Records to process.
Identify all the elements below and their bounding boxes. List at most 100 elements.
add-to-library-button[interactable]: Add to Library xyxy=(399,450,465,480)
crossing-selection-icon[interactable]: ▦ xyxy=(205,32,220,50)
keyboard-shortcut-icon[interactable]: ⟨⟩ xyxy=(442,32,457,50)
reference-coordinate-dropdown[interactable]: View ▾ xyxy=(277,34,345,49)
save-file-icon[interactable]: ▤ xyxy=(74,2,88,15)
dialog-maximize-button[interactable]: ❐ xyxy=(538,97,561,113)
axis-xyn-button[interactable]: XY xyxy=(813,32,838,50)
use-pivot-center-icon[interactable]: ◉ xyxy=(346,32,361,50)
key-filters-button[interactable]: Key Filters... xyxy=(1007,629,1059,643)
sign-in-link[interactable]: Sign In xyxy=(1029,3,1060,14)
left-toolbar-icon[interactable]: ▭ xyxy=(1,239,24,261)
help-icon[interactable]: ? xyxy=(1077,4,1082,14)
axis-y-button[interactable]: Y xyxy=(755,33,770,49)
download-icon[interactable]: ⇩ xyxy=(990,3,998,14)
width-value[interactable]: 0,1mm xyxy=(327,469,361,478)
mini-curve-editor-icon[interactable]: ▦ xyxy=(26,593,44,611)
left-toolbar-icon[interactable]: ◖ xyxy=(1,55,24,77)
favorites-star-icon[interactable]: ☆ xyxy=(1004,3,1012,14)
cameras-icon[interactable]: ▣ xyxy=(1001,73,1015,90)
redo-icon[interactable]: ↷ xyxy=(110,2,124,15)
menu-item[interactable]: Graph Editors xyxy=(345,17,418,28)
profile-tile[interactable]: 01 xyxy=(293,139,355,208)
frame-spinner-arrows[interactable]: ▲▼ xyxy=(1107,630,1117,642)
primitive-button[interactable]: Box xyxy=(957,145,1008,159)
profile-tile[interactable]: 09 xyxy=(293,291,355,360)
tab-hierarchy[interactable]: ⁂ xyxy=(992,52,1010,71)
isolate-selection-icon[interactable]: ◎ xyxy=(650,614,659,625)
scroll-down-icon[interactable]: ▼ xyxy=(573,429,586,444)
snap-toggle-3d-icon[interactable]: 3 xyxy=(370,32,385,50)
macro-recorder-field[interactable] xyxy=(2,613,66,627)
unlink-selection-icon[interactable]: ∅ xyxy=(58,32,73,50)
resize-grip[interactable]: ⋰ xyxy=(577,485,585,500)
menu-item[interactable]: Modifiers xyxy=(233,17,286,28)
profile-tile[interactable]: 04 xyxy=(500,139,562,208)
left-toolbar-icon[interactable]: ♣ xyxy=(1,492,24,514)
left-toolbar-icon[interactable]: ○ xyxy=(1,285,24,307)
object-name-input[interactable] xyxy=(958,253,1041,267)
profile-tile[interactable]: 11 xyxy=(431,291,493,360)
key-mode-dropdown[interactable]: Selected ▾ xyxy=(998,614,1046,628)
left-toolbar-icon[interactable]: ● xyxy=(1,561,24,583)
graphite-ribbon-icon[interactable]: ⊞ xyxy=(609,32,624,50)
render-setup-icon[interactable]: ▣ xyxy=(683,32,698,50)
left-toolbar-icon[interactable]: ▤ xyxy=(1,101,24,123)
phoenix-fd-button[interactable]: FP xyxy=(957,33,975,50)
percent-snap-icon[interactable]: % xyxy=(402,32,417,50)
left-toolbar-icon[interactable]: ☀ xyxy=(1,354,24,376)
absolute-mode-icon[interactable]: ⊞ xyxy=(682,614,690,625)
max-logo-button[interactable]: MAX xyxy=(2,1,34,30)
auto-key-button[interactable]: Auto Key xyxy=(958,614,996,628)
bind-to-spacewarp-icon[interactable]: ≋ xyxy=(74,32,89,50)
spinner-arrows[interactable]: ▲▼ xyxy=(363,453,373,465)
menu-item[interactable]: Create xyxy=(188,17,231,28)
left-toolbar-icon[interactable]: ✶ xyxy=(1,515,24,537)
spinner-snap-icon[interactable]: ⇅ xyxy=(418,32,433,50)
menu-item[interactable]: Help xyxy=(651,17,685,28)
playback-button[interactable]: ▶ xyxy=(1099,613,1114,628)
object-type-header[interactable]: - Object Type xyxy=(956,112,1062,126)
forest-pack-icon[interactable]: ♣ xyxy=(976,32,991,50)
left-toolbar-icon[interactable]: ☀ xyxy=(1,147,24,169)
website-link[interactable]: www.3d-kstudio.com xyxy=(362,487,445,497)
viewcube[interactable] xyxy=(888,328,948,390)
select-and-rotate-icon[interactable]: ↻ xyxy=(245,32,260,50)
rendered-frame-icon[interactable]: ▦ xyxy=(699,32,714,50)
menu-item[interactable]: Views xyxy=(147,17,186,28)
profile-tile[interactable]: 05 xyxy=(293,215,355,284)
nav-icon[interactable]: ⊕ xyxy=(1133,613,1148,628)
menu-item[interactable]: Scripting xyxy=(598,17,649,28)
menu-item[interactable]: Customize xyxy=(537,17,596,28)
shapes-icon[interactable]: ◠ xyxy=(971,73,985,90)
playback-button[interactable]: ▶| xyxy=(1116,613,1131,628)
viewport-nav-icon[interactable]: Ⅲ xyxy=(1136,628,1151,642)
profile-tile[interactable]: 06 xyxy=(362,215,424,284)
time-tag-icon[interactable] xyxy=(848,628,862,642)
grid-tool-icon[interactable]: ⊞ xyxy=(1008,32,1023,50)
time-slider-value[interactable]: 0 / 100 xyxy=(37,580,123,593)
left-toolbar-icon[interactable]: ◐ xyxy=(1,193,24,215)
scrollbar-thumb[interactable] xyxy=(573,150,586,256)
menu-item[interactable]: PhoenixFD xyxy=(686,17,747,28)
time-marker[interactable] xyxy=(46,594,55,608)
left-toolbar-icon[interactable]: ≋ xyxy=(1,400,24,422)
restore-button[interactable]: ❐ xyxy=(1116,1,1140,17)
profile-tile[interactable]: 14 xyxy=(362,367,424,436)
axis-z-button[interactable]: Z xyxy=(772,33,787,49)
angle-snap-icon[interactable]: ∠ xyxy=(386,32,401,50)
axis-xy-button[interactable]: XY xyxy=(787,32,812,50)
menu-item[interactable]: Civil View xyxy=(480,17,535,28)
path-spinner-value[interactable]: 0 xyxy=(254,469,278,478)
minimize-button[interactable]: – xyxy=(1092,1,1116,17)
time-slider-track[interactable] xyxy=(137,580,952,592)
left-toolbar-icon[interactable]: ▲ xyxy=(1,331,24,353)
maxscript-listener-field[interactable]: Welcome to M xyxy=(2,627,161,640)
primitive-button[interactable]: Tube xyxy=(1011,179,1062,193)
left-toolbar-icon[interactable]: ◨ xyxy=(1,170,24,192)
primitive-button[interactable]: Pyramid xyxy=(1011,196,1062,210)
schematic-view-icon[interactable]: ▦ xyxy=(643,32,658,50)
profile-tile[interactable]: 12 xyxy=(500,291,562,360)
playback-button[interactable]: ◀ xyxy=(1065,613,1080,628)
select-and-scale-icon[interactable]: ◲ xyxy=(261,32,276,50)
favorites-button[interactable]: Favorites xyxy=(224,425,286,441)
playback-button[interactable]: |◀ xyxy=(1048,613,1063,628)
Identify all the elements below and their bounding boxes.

* * *

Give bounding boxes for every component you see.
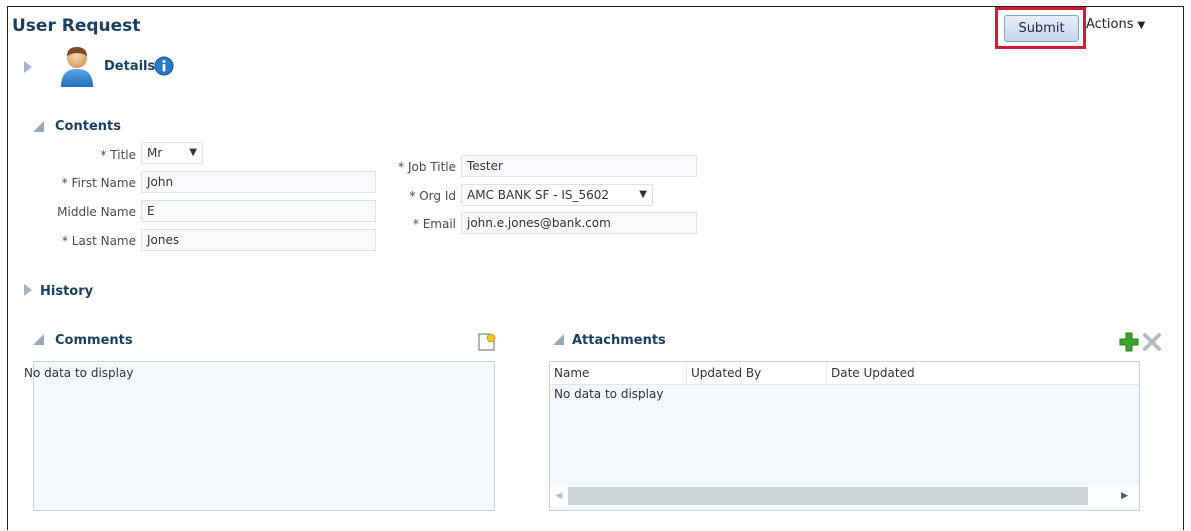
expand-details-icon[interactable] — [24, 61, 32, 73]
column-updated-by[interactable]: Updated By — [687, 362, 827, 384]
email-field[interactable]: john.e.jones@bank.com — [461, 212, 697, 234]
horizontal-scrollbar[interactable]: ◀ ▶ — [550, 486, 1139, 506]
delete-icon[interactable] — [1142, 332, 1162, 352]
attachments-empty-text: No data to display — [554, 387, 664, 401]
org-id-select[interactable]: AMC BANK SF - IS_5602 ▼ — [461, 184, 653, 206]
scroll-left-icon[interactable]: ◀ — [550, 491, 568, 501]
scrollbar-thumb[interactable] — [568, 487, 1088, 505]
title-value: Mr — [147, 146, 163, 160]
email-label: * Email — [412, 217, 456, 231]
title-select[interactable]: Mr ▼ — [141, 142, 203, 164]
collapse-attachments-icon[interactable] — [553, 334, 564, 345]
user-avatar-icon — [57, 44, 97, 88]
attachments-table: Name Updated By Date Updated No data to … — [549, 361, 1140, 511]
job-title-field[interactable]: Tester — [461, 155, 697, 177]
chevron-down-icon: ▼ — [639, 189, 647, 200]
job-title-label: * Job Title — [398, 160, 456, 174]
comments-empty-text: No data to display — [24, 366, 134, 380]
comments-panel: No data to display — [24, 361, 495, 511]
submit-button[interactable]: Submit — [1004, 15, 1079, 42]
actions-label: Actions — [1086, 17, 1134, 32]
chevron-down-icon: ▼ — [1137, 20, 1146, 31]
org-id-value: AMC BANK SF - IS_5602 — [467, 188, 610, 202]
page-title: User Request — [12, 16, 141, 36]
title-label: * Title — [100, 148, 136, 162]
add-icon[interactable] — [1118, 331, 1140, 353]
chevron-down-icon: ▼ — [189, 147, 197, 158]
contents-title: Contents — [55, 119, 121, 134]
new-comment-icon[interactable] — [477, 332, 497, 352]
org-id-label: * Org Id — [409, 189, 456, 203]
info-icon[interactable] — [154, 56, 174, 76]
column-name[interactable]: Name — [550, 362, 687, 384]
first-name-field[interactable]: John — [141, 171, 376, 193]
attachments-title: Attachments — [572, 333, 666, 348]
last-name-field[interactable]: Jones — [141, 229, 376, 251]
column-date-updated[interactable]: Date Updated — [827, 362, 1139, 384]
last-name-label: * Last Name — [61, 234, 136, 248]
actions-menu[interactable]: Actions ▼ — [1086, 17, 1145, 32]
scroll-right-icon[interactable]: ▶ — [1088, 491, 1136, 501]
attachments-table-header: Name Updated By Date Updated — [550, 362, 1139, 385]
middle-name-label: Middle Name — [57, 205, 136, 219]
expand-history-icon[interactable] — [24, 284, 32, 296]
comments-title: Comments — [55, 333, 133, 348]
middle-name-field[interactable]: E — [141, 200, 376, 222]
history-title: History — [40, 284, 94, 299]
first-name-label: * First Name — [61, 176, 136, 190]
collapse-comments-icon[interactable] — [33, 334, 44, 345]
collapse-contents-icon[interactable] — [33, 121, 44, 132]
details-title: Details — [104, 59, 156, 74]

Your goal. Retype the data lines starting at the one containing "Identify all the elements below and their bounding boxes. List" and ending at the one containing "left-toolbar-icon[interactable]: ◖ xyxy=(1,55,24,77)", including both of those lines.

Solution to the problem.
Identify all the elements below and their bounding boxes. List at most 100 elements.
add-to-library-button[interactable]: Add to Library xyxy=(399,450,465,480)
crossing-selection-icon[interactable]: ▦ xyxy=(205,32,220,50)
keyboard-shortcut-icon[interactable]: ⟨⟩ xyxy=(442,32,457,50)
reference-coordinate-dropdown[interactable]: View ▾ xyxy=(277,34,345,49)
save-file-icon[interactable]: ▤ xyxy=(74,2,88,15)
dialog-maximize-button[interactable]: ❐ xyxy=(538,97,561,113)
axis-xyn-button[interactable]: XY xyxy=(813,32,838,50)
use-pivot-center-icon[interactable]: ◉ xyxy=(346,32,361,50)
key-filters-button[interactable]: Key Filters... xyxy=(1007,629,1059,643)
sign-in-link[interactable]: Sign In xyxy=(1029,3,1060,14)
left-toolbar-icon[interactable]: ▭ xyxy=(1,239,24,261)
help-icon[interactable]: ? xyxy=(1077,4,1082,14)
axis-y-button[interactable]: Y xyxy=(755,33,770,49)
download-icon[interactable]: ⇩ xyxy=(990,3,998,14)
width-value[interactable]: 0,1mm xyxy=(327,469,361,478)
mini-curve-editor-icon[interactable]: ▦ xyxy=(26,593,44,611)
left-toolbar-icon[interactable]: ◖ xyxy=(1,55,24,77)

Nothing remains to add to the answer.